Dataset records:
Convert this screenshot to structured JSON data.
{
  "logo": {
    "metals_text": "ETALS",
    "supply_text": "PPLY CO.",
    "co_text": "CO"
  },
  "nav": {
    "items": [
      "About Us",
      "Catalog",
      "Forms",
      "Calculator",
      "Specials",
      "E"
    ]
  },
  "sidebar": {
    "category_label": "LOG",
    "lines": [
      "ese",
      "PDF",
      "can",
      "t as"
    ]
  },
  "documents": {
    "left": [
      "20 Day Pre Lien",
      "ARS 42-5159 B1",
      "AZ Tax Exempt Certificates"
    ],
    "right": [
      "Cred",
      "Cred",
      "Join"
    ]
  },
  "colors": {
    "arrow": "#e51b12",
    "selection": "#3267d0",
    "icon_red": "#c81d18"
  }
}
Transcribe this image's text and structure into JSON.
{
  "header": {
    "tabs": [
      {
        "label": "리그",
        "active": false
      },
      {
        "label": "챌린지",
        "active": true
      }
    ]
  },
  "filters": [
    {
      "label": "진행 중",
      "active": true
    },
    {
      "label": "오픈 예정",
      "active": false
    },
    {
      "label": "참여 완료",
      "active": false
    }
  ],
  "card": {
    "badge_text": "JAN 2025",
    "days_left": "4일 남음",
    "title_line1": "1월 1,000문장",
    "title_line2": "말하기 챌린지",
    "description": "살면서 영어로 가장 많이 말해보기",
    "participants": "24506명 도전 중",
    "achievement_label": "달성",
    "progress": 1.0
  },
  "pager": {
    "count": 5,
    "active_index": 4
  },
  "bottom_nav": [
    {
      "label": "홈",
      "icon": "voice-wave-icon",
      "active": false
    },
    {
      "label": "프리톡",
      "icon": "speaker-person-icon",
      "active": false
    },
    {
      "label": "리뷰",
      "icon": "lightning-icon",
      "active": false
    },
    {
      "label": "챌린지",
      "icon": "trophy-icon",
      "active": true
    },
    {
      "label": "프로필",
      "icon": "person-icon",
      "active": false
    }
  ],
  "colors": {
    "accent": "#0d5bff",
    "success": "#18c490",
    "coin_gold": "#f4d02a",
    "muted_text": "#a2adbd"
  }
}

_Work to complete_: Every entry needs to be retyped exactly.

_Result for this exercise_:
Convert this screenshot to structured JSON data.
{
  "logo": {
    "metals_text": "ETALS",
    "supply_text": "PPLY CO.",
    "co_text": "CO"
  },
  "nav": {
    "items": [
      "About Us",
      "Catalog",
      "Forms",
      "Calculator",
      "Specials",
      "E"
    ]
  },
  "sidebar": {
    "category_label": "LOG",
    "lines": [
      "ese",
      "PDF",
      "can",
      "t as"
    ]
  },
  "documents": {
    "left": [
      "20 Day Pre Lien",
      "ARS 42-5159 B1",
      "AZ Tax Exempt Certificates"
    ],
    "right": [
      "Cred",
      "Cred",
      "Join"
    ]
  },
  "colors": {
    "arrow": "#e51b12",
    "selection": "#3267d0",
    "icon_red": "#c81d18"
  }
}
Transcribe this image's text and structure into JSON.
{
  "header": {
    "tabs": [
      {
        "label": "리그",
        "active": false
      },
      {
        "label": "챌린지",
        "active": true
      }
    ]
  },
  "filters": [
    {
      "label": "진행 중",
      "active": true
    },
    {
      "label": "오픈 예정",
      "active": false
    },
    {
      "label": "참여 완료",
      "active": false
    }
  ],
  "card": {
    "badge_text": "JAN 2025",
    "days_left": "4일 남음",
    "title_line1": "1월 1,000문장",
    "title_line2": "말하기 챌린지",
    "description": "살면서 영어로 가장 많이 말해보기",
    "participants": "24506명 도전 중",
    "achievement_label": "달성",
    "progress": 1.0
  },
  "pager": {
    "count": 5,
    "active_index": 4
  },
  "bottom_nav": [
    {
      "label": "홈",
      "icon": "voice-wave-icon",
      "active": false
    },
    {
      "label": "프리톡",
      "icon": "speaker-person-icon",
      "active": false
    },
    {
      "label": "리뷰",
      "icon": "lightning-icon",
      "active": false
    },
    {
      "label": "챌린지",
      "icon": "trophy-icon",
      "active": true
    },
    {
      "label": "프로필",
      "icon": "person-icon",
      "active": false
    }
  ],
  "colors": {
    "accent": "#0d5bff",
    "success": "#18c490",
    "coin_gold": "#f4d02a",
    "muted_text": "#a2adbd"
  }
}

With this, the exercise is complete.